● STATED GOAL
Write out, precisely and in full, each line of the material.

● Extracted data entries
----------------------------------------
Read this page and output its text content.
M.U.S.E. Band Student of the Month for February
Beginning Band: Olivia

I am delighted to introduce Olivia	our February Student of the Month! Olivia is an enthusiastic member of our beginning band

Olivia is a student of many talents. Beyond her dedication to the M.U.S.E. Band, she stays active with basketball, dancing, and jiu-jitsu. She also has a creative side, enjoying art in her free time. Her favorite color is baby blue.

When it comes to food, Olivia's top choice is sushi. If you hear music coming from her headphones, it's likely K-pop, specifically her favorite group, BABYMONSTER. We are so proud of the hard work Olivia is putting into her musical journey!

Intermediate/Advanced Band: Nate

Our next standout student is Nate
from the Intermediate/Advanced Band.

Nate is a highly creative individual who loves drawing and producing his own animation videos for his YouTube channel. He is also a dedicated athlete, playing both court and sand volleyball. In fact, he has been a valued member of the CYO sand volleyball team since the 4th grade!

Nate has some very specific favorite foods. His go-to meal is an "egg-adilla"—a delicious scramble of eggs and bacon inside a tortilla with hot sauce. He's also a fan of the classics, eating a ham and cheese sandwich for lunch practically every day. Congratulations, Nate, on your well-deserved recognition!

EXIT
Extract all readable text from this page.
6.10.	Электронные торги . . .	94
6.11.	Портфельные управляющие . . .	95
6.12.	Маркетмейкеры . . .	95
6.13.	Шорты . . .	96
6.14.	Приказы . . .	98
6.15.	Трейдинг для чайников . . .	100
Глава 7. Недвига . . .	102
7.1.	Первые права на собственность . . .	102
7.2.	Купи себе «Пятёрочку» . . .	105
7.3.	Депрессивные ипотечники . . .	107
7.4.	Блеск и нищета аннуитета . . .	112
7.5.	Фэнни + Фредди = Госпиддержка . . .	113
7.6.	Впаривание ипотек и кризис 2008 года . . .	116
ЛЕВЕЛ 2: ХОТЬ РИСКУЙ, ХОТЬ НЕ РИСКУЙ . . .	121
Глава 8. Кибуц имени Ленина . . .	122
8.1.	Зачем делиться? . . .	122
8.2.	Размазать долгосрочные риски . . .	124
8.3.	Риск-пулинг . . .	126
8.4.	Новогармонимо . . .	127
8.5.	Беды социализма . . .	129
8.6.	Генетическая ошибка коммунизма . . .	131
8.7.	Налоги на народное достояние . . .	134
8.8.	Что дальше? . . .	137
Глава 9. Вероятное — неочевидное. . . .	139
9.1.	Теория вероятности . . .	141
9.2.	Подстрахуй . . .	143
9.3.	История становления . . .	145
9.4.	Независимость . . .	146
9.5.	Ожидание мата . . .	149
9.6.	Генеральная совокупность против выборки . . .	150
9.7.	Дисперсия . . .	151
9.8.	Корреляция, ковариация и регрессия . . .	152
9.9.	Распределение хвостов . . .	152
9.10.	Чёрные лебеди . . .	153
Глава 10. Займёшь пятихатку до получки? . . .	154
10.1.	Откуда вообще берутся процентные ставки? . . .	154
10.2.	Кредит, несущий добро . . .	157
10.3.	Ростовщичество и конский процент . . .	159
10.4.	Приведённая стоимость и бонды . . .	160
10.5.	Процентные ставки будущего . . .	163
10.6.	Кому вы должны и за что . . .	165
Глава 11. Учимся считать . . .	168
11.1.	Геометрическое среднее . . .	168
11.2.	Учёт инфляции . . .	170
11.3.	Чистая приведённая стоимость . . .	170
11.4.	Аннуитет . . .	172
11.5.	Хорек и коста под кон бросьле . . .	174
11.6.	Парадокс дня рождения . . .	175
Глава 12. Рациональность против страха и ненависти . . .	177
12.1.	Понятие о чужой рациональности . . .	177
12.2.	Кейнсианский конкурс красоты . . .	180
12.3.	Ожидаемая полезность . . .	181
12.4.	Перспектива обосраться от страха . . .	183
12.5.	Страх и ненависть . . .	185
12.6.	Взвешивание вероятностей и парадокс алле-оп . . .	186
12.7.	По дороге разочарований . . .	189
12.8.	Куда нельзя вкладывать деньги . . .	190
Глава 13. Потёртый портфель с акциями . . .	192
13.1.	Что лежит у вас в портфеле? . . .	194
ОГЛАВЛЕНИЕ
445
----------------------------------------
● CORRECT RESULT
Read this page and output its text content.
M.U.S.E. Band Student of the Month for February
Beginning Band: Olivia

I am delighted to introduce Olivia	our February Student of the Month! Olivia is an enthusiastic member of our beginning band

Olivia is a student of many talents. Beyond her dedication to the M.U.S.E. Band, she stays active with basketball, dancing, and jiu-jitsu. She also has a creative side, enjoying art in her free time. Her favorite color is baby blue.

When it comes to food, Olivia's top choice is sushi. If you hear music coming from her headphones, it's likely K-pop, specifically her favorite group, BABYMONSTER. We are so proud of the hard work Olivia is putting into her musical journey!

Intermediate/Advanced Band: Nate

Our next standout student is Nate
from the Intermediate/Advanced Band.

Nate is a highly creative individual who loves drawing and producing his own animation videos for his YouTube channel. He is also a dedicated athlete, playing both court and sand volleyball. In fact, he has been a valued member of the CYO sand volleyball team since the 4th grade!

Nate has some very specific favorite foods. His go-to meal is an "egg-adilla"—a delicious scramble of eggs and bacon inside a tortilla with hot sauce. He's also a fan of the classics, eating a ham and cheese sandwich for lunch practically every day. Congratulations, Nate, on your well-deserved recognition!

EXIT
Extract all readable text from this page.
6.10.	Электронные торги . . .	94
6.11.	Портфельные управляющие . . .	95
6.12.	Маркетмейкеры . . .	95
6.13.	Шорты . . .	96
6.14.	Приказы . . .	98
6.15.	Трейдинг для чайников . . .	100
Глава 7. Недвига . . .	102
7.1.	Первые права на собственность . . .	102
7.2.	Купи себе «Пятёрочку» . . .	105
7.3.	Депрессивные ипотечники . . .	107
7.4.	Блеск и нищета аннуитета . . .	112
7.5.	Фэнни + Фредди = Госпиддержка . . .	113
7.6.	Впаривание ипотек и кризис 2008 года . . .	116
ЛЕВЕЛ 2: ХОТЬ РИСКУЙ, ХОТЬ НЕ РИСКУЙ . . .	121
Глава 8. Кибуц имени Ленина . . .	122
8.1.	Зачем делиться? . . .	122
8.2.	Размазать долгосрочные риски . . .	124
8.3.	Риск-пулинг . . .	126
8.4.	Новогармонимо . . .	127
8.5.	Беды социализма . . .	129
8.6.	Генетическая ошибка коммунизма . . .	131
8.7.	Налоги на народное достояние . . .	134
8.8.	Что дальше? . . .	137
Глава 9. Вероятное — неочевидное. . . .	139
9.1.	Теория вероятности . . .	141
9.2.	Подстрахуй . . .	143
9.3.	История становления . . .	145
9.4.	Независимость . . .	146
9.5.	Ожидание мата . . .	149
9.6.	Генеральная совокупность против выборки . . .	150
9.7.	Дисперсия . . .	151
9.8.	Корреляция, ковариация и регрессия . . .	152
9.9.	Распределение хвостов . . .	152
9.10.	Чёрные лебеди . . .	153
Глава 10. Займёшь пятихатку до получки? . . .	154
10.1.	Откуда вообще берутся процентные ставки? . . .	154
10.2.	Кредит, несущий добро . . .	157
10.3.	Ростовщичество и конский процент . . .	159
10.4.	Приведённая стоимость и бонды . . .	160
10.5.	Процентные ставки будущего . . .	163
10.6.	Кому вы должны и за что . . .	165
Глава 11. Учимся считать . . .	168
11.1.	Геометрическое среднее . . .	168
11.2.	Учёт инфляции . . .	170
11.3.	Чистая приведённая стоимость . . .	170
11.4.	Аннуитет . . .	172
11.5.	Хорек и коста под кон бросьле . . .	174
11.6.	Парадокс дня рождения . . .	175
Глава 12. Рациональность против страха и ненависти . . .	177
12.1.	Понятие о чужой рациональности . . .	177
12.2.	Кейнсианский конкурс красоты . . .	180
12.3.	Ожидаемая полезность . . .	181
12.4.	Перспектива обосраться от страха . . .	183
12.5.	Страх и ненависть . . .	185
12.6.	Взвешивание вероятностей и парадокс алле-оп . . .	186
12.7.	По дороге разочарований . . .	189
12.8.	Куда нельзя вкладывать деньги . . .	190
Глава 13. Потёртый портфель с акциями . . .	192
13.1.	Что лежит у вас в портфеле? . . .	194
ОГЛАВЛЕНИЕ
445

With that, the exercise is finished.